Problem details:
Select all lines in the records that include "data".

▬▬▬

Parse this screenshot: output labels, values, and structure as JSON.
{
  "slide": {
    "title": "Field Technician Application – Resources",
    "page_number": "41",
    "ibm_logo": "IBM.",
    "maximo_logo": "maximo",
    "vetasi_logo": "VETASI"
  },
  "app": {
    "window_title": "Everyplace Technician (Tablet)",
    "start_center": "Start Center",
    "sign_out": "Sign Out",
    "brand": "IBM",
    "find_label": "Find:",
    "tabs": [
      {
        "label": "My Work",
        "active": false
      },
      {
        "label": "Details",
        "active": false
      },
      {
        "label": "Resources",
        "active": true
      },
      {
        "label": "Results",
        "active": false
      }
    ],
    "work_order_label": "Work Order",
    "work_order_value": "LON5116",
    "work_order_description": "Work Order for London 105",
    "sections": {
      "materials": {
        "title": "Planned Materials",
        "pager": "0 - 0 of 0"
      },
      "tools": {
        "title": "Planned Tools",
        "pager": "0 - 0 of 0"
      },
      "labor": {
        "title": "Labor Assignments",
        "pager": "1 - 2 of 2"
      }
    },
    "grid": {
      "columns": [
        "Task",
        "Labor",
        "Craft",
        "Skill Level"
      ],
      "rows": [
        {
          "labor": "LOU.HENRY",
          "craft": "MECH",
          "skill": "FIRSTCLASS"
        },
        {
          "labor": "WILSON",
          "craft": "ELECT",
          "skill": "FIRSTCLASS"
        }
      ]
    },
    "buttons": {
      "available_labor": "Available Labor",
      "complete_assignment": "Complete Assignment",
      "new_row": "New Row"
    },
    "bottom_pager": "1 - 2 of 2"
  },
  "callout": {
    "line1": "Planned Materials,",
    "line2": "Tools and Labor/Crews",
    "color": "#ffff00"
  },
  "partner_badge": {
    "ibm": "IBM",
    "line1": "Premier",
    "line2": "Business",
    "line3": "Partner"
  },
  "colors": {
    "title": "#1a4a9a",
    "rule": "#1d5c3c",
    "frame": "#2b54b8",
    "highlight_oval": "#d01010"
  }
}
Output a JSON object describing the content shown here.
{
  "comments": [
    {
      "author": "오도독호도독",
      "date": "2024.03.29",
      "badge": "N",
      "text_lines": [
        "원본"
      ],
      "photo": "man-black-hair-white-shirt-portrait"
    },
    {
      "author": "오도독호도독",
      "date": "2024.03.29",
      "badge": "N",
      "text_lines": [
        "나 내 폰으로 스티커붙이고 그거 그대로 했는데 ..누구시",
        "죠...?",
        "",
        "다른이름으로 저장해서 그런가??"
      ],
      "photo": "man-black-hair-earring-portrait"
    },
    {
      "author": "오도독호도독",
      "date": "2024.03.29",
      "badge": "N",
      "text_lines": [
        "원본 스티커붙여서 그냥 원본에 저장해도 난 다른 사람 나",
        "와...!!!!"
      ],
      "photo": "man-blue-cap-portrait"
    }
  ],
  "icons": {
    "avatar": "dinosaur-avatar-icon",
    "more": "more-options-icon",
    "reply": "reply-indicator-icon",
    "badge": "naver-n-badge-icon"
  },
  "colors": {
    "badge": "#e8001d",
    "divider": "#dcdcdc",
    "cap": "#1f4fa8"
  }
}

▬▬▬

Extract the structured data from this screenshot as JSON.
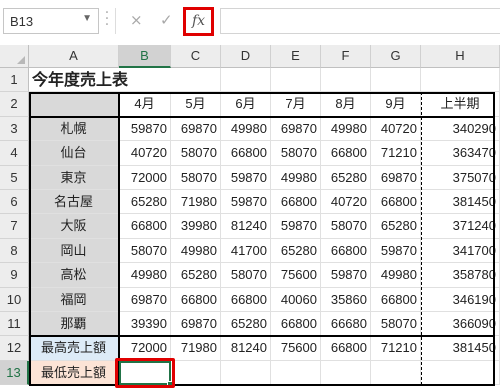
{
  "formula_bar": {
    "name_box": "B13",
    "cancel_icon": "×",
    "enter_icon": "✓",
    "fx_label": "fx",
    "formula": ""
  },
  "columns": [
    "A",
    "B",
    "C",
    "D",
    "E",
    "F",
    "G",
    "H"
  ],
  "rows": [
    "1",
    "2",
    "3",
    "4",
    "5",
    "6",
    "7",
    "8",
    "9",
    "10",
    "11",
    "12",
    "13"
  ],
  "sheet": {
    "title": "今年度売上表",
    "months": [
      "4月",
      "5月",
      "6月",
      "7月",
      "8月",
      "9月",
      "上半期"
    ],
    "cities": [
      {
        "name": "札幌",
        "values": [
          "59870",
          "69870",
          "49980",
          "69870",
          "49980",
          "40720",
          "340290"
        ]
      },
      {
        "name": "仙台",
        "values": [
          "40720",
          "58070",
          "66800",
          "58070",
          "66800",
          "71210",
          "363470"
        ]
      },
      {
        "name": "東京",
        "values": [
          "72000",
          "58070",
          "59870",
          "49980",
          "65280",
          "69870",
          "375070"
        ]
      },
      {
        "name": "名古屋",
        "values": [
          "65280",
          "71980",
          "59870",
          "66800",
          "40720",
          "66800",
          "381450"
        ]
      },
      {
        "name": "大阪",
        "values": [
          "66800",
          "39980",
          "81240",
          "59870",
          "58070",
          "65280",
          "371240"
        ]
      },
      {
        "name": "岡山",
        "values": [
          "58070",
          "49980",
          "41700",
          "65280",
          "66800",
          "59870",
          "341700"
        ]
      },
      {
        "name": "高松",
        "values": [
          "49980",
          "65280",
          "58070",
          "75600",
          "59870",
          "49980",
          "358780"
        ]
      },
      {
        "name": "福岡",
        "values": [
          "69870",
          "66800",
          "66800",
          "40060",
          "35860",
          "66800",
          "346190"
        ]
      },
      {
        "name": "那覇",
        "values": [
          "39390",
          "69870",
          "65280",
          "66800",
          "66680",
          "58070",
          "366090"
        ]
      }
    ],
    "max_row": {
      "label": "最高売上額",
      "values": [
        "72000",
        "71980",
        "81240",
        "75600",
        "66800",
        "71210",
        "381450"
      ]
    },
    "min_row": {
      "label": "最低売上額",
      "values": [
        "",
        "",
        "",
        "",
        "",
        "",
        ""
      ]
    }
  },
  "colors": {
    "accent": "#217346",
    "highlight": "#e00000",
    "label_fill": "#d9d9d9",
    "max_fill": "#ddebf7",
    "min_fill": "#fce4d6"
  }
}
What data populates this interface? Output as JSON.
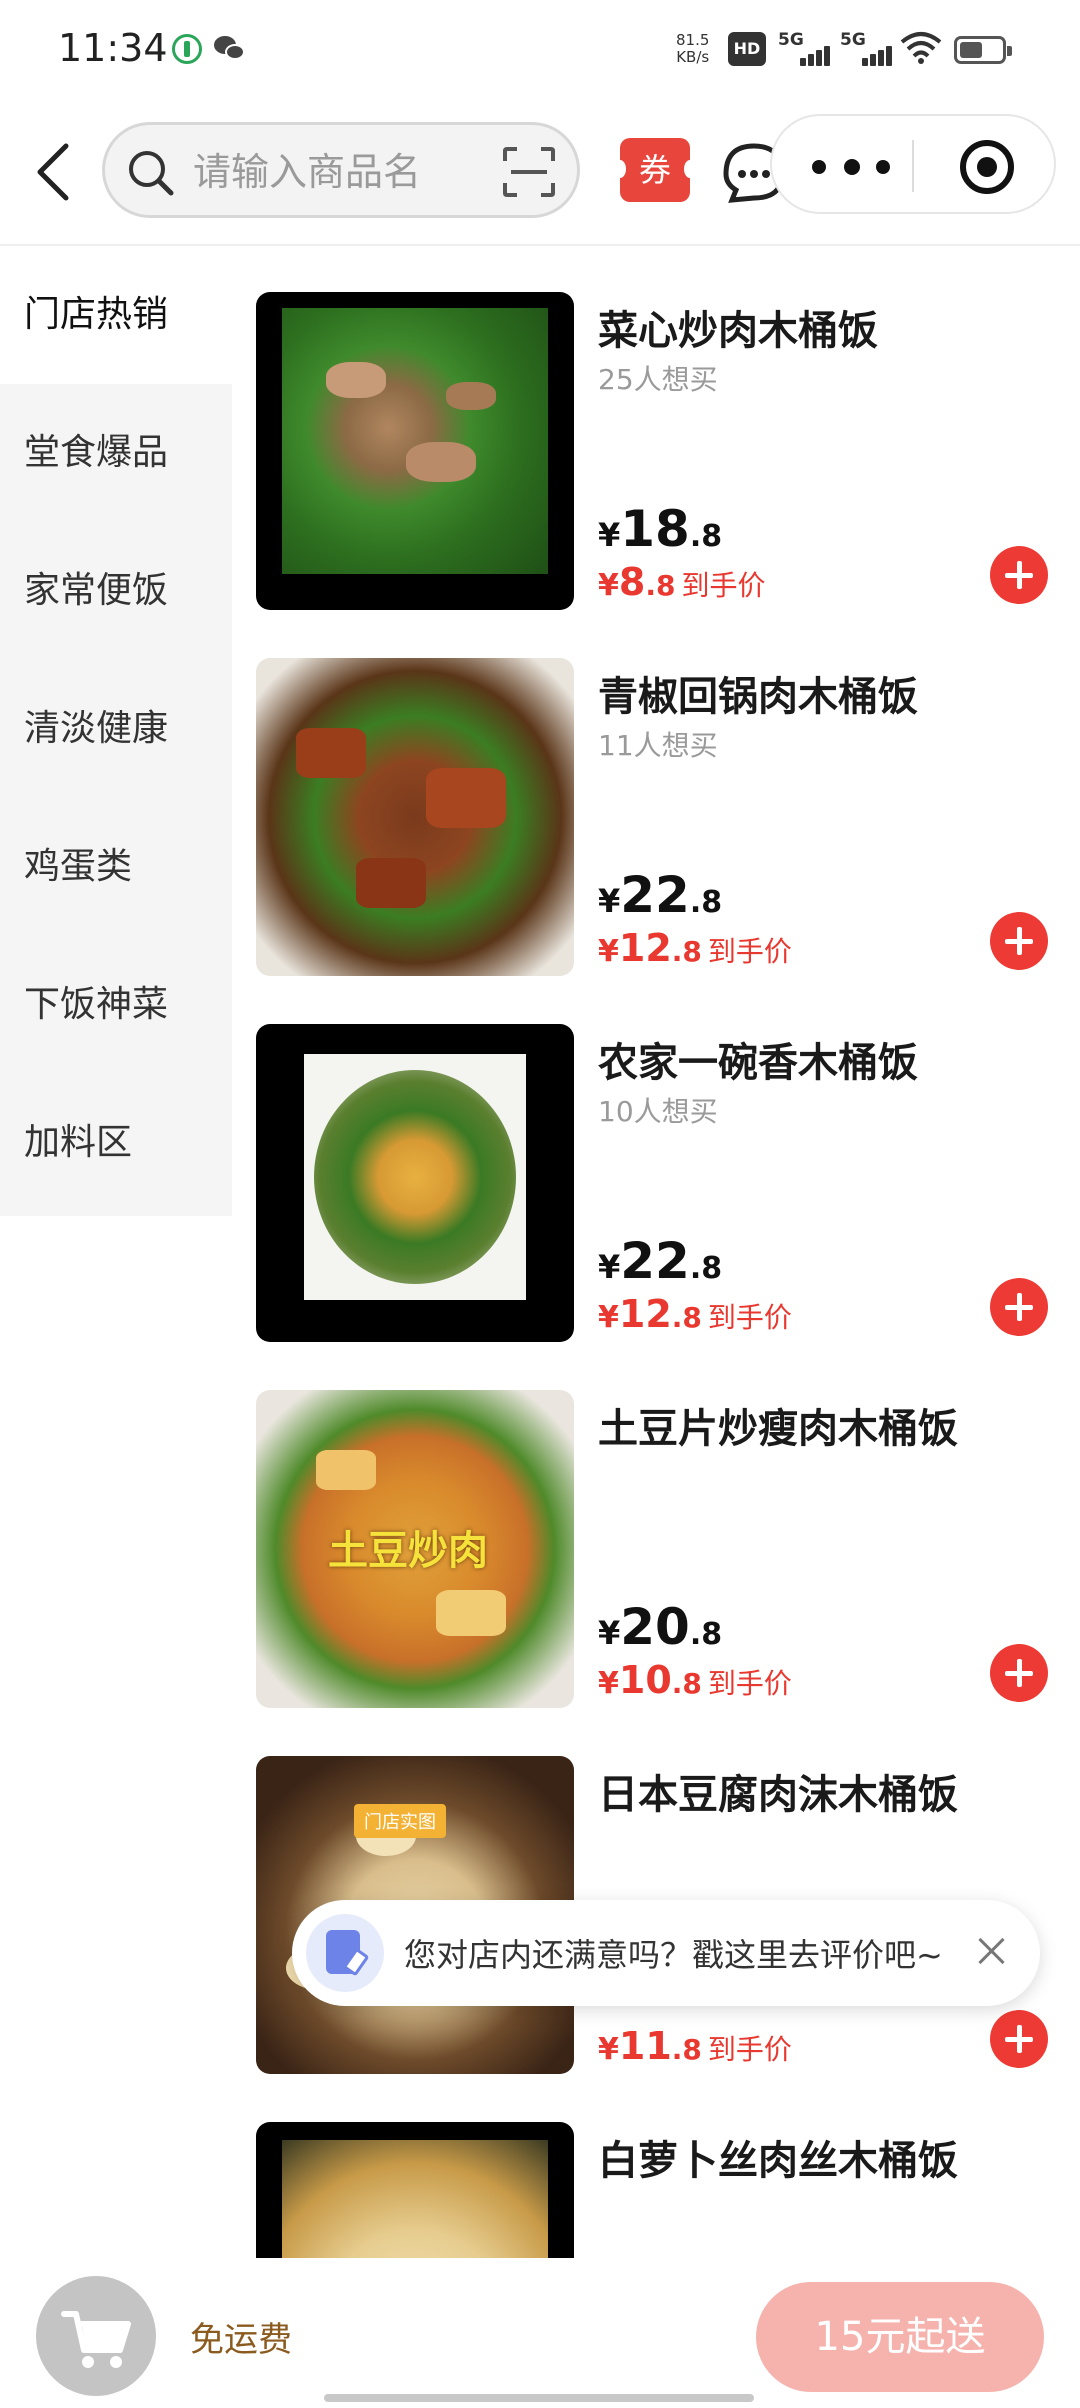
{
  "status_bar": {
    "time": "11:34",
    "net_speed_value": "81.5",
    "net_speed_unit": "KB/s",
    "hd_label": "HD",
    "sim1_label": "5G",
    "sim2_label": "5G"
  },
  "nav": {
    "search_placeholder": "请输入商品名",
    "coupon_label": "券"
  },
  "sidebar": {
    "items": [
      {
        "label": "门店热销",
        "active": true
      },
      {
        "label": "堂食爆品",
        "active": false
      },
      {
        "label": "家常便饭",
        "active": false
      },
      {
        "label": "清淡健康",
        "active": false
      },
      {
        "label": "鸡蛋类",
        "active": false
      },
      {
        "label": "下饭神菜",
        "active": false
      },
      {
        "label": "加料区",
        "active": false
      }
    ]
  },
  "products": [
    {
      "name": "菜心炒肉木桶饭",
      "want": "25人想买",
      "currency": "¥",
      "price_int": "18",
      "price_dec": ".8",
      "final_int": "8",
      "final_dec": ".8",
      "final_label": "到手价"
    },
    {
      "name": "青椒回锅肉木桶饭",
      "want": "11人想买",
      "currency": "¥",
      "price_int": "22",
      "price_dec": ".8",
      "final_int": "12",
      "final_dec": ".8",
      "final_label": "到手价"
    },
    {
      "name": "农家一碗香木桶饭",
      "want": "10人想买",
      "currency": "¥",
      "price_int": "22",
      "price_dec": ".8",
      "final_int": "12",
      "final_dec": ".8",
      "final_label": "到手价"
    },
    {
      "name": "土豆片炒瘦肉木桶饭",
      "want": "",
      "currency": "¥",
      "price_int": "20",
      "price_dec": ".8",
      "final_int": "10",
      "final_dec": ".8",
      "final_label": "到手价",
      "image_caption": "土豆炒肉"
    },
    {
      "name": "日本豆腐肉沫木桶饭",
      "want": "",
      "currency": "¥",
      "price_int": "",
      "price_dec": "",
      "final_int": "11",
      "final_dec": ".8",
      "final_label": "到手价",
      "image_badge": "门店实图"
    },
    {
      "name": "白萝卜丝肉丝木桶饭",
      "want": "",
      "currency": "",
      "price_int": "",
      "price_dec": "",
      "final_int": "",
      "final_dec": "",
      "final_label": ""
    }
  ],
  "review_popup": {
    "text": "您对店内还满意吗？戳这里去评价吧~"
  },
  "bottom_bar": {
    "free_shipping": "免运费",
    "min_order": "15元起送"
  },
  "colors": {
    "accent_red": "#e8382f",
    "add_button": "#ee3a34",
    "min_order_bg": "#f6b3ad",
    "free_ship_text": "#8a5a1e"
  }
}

▬▬▬

The result:
Extract the structured data from this screenshot as JSON.
What data populates this interface? Output as JSON.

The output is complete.